§ GIVEN REQUEST:
Take the data below and repeat it exactly.

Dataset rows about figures

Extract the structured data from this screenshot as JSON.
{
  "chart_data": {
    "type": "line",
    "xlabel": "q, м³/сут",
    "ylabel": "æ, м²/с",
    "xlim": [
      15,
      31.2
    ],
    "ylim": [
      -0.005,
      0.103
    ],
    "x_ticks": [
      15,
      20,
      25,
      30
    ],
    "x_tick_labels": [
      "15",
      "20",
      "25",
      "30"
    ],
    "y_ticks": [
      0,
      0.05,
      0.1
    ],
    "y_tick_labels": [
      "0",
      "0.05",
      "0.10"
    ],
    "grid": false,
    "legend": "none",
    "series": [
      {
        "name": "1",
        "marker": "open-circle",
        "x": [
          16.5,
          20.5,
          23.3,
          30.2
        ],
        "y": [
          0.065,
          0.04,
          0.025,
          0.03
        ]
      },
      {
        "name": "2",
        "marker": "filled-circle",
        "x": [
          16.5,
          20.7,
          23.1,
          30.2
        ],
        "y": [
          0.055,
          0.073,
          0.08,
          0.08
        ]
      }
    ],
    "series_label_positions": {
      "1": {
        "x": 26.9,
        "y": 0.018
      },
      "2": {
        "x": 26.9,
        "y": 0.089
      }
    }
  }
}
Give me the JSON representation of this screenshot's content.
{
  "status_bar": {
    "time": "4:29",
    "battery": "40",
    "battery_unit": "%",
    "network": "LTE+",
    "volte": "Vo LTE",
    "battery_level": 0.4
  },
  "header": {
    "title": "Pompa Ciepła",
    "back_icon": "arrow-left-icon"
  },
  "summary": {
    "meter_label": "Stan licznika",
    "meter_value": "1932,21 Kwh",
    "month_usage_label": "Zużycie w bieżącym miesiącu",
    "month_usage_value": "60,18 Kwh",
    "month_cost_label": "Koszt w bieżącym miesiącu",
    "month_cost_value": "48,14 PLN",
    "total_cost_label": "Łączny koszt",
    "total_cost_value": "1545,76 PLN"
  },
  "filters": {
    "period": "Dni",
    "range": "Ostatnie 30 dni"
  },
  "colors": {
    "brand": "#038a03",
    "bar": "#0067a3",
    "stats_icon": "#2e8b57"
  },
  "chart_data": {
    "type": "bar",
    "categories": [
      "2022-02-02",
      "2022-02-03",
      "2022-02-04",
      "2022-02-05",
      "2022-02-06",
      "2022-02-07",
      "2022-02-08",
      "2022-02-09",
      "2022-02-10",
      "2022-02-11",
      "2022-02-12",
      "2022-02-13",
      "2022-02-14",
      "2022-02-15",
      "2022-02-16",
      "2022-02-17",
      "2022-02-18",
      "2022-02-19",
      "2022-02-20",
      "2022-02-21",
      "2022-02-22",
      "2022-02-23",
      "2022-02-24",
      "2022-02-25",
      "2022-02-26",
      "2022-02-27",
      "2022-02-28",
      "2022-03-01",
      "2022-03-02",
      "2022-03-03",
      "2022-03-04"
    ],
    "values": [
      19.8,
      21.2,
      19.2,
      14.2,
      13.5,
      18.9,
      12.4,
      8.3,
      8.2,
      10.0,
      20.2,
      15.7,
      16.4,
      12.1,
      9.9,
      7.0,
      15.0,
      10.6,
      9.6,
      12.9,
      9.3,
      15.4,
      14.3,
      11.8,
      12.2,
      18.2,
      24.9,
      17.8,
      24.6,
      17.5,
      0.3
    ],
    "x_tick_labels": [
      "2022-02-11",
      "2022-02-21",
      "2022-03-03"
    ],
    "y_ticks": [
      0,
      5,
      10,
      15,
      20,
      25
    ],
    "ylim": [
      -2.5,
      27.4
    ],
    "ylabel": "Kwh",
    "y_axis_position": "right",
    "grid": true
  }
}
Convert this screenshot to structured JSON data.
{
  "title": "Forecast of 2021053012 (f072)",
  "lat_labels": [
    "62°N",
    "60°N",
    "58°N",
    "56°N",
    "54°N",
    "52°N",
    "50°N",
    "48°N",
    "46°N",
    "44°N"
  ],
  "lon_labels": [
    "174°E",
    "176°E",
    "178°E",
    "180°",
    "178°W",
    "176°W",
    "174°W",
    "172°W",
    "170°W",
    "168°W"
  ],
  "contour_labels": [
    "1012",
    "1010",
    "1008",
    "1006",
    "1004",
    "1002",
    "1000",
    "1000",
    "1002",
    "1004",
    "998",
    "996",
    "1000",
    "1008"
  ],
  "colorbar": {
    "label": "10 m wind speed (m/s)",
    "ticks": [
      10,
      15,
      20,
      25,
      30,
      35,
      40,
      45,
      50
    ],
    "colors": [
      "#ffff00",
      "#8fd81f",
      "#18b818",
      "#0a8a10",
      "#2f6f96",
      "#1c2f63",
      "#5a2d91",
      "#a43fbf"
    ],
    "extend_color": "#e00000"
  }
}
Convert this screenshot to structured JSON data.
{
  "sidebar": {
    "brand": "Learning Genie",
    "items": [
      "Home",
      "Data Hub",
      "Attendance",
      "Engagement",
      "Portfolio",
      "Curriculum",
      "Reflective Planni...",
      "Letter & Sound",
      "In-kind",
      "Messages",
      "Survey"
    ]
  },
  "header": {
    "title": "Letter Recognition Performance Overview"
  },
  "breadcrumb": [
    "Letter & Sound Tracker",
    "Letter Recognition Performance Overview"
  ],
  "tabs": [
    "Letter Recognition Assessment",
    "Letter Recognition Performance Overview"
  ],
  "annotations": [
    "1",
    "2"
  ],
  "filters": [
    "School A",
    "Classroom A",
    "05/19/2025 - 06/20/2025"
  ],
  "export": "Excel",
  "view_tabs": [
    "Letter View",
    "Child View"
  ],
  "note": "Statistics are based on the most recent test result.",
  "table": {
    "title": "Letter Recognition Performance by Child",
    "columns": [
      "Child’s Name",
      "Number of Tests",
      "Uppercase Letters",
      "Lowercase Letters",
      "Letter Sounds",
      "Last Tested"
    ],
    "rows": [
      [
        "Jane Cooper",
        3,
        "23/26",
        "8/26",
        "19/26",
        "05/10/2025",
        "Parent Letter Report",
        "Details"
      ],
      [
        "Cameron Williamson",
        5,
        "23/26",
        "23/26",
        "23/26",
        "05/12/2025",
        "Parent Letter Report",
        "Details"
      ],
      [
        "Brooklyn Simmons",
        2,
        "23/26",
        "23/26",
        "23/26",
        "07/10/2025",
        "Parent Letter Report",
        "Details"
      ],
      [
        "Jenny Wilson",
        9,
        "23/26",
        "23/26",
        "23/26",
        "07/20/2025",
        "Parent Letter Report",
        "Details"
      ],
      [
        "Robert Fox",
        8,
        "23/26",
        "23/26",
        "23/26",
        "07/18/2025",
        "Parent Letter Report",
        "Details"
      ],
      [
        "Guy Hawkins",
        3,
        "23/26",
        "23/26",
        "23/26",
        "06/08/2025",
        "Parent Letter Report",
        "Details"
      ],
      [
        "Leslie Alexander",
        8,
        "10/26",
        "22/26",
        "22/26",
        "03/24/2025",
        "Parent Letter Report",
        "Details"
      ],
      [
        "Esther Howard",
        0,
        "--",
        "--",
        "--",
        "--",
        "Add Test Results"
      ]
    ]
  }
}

§ COMPLETED TASK:
Extract the structured data from this screenshot as JSON.
{
  "chart_data": {
    "type": "line",
    "xlabel": "q, м³/сут",
    "ylabel": "æ, м²/с",
    "xlim": [
      15,
      31.2
    ],
    "ylim": [
      -0.005,
      0.103
    ],
    "x_ticks": [
      15,
      20,
      25,
      30
    ],
    "x_tick_labels": [
      "15",
      "20",
      "25",
      "30"
    ],
    "y_ticks": [
      0,
      0.05,
      0.1
    ],
    "y_tick_labels": [
      "0",
      "0.05",
      "0.10"
    ],
    "grid": false,
    "legend": "none",
    "series": [
      {
        "name": "1",
        "marker": "open-circle",
        "x": [
          16.5,
          20.5,
          23.3,
          30.2
        ],
        "y": [
          0.065,
          0.04,
          0.025,
          0.03
        ]
      },
      {
        "name": "2",
        "marker": "filled-circle",
        "x": [
          16.5,
          20.7,
          23.1,
          30.2
        ],
        "y": [
          0.055,
          0.073,
          0.08,
          0.08
        ]
      }
    ],
    "series_label_positions": {
      "1": {
        "x": 26.9,
        "y": 0.018
      },
      "2": {
        "x": 26.9,
        "y": 0.089
      }
    }
  }
}
Give me the JSON representation of this screenshot's content.
{
  "status_bar": {
    "time": "4:29",
    "battery": "40",
    "battery_unit": "%",
    "network": "LTE+",
    "volte": "Vo LTE",
    "battery_level": 0.4
  },
  "header": {
    "title": "Pompa Ciepła",
    "back_icon": "arrow-left-icon"
  },
  "summary": {
    "meter_label": "Stan licznika",
    "meter_value": "1932,21 Kwh",
    "month_usage_label": "Zużycie w bieżącym miesiącu",
    "month_usage_value": "60,18 Kwh",
    "month_cost_label": "Koszt w bieżącym miesiącu",
    "month_cost_value": "48,14 PLN",
    "total_cost_label": "Łączny koszt",
    "total_cost_value": "1545,76 PLN"
  },
  "filters": {
    "period": "Dni",
    "range": "Ostatnie 30 dni"
  },
  "colors": {
    "brand": "#038a03",
    "bar": "#0067a3",
    "stats_icon": "#2e8b57"
  },
  "chart_data": {
    "type": "bar",
    "categories": [
      "2022-02-02",
      "2022-02-03",
      "2022-02-04",
      "2022-02-05",
      "2022-02-06",
      "2022-02-07",
      "2022-02-08",
      "2022-02-09",
      "2022-02-10",
      "2022-02-11",
      "2022-02-12",
      "2022-02-13",
      "2022-02-14",
      "2022-02-15",
      "2022-02-16",
      "2022-02-17",
      "2022-02-18",
      "2022-02-19",
      "2022-02-20",
      "2022-02-21",
      "2022-02-22",
      "2022-02-23",
      "2022-02-24",
      "2022-02-25",
      "2022-02-26",
      "2022-02-27",
      "2022-02-28",
      "2022-03-01",
      "2022-03-02",
      "2022-03-03",
      "2022-03-04"
    ],
    "values": [
      19.8,
      21.2,
      19.2,
      14.2,
      13.5,
      18.9,
      12.4,
      8.3,
      8.2,
      10.0,
      20.2,
      15.7,
      16.4,
      12.1,
      9.9,
      7.0,
      15.0,
      10.6,
      9.6,
      12.9,
      9.3,
      15.4,
      14.3,
      11.8,
      12.2,
      18.2,
      24.9,
      17.8,
      24.6,
      17.5,
      0.3
    ],
    "x_tick_labels": [
      "2022-02-11",
      "2022-02-21",
      "2022-03-03"
    ],
    "y_ticks": [
      0,
      5,
      10,
      15,
      20,
      25
    ],
    "ylim": [
      -2.5,
      27.4
    ],
    "ylabel": "Kwh",
    "y_axis_position": "right",
    "grid": true
  }
}
Convert this screenshot to structured JSON data.
{
  "title": "Forecast of 2021053012 (f072)",
  "lat_labels": [
    "62°N",
    "60°N",
    "58°N",
    "56°N",
    "54°N",
    "52°N",
    "50°N",
    "48°N",
    "46°N",
    "44°N"
  ],
  "lon_labels": [
    "174°E",
    "176°E",
    "178°E",
    "180°",
    "178°W",
    "176°W",
    "174°W",
    "172°W",
    "170°W",
    "168°W"
  ],
  "contour_labels": [
    "1012",
    "1010",
    "1008",
    "1006",
    "1004",
    "1002",
    "1000",
    "1000",
    "1002",
    "1004",
    "998",
    "996",
    "1000",
    "1008"
  ],
  "colorbar": {
    "label": "10 m wind speed (m/s)",
    "ticks": [
      10,
      15,
      20,
      25,
      30,
      35,
      40,
      45,
      50
    ],
    "colors": [
      "#ffff00",
      "#8fd81f",
      "#18b818",
      "#0a8a10",
      "#2f6f96",
      "#1c2f63",
      "#5a2d91",
      "#a43fbf"
    ],
    "extend_color": "#e00000"
  }
}
Convert this screenshot to structured JSON data.
{
  "sidebar": {
    "brand": "Learning Genie",
    "items": [
      "Home",
      "Data Hub",
      "Attendance",
      "Engagement",
      "Portfolio",
      "Curriculum",
      "Reflective Planni...",
      "Letter & Sound",
      "In-kind",
      "Messages",
      "Survey"
    ]
  },
  "header": {
    "title": "Letter Recognition Performance Overview"
  },
  "breadcrumb": [
    "Letter & Sound Tracker",
    "Letter Recognition Performance Overview"
  ],
  "tabs": [
    "Letter Recognition Assessment",
    "Letter Recognition Performance Overview"
  ],
  "annotations": [
    "1",
    "2"
  ],
  "filters": [
    "School A",
    "Classroom A",
    "05/19/2025 - 06/20/2025"
  ],
  "export": "Excel",
  "view_tabs": [
    "Letter View",
    "Child View"
  ],
  "note": "Statistics are based on the most recent test result.",
  "table": {
    "title": "Letter Recognition Performance by Child",
    "columns": [
      "Child’s Name",
      "Number of Tests",
      "Uppercase Letters",
      "Lowercase Letters",
      "Letter Sounds",
      "Last Tested"
    ],
    "rows": [
      [
        "Jane Cooper",
        3,
        "23/26",
        "8/26",
        "19/26",
        "05/10/2025",
        "Parent Letter Report",
        "Details"
      ],
      [
        "Cameron Williamson",
        5,
        "23/26",
        "23/26",
        "23/26",
        "05/12/2025",
        "Parent Letter Report",
        "Details"
      ],
      [
        "Brooklyn Simmons",
        2,
        "23/26",
        "23/26",
        "23/26",
        "07/10/2025",
        "Parent Letter Report",
        "Details"
      ],
      [
        "Jenny Wilson",
        9,
        "23/26",
        "23/26",
        "23/26",
        "07/20/2025",
        "Parent Letter Report",
        "Details"
      ],
      [
        "Robert Fox",
        8,
        "23/26",
        "23/26",
        "23/26",
        "07/18/2025",
        "Parent Letter Report",
        "Details"
      ],
      [
        "Guy Hawkins",
        3,
        "23/26",
        "23/26",
        "23/26",
        "06/08/2025",
        "Parent Letter Report",
        "Details"
      ],
      [
        "Leslie Alexander",
        8,
        "10/26",
        "22/26",
        "22/26",
        "03/24/2025",
        "Parent Letter Report",
        "Details"
      ],
      [
        "Esther Howard",
        0,
        "--",
        "--",
        "--",
        "--",
        "Add Test Results"
      ]
    ]
  }
}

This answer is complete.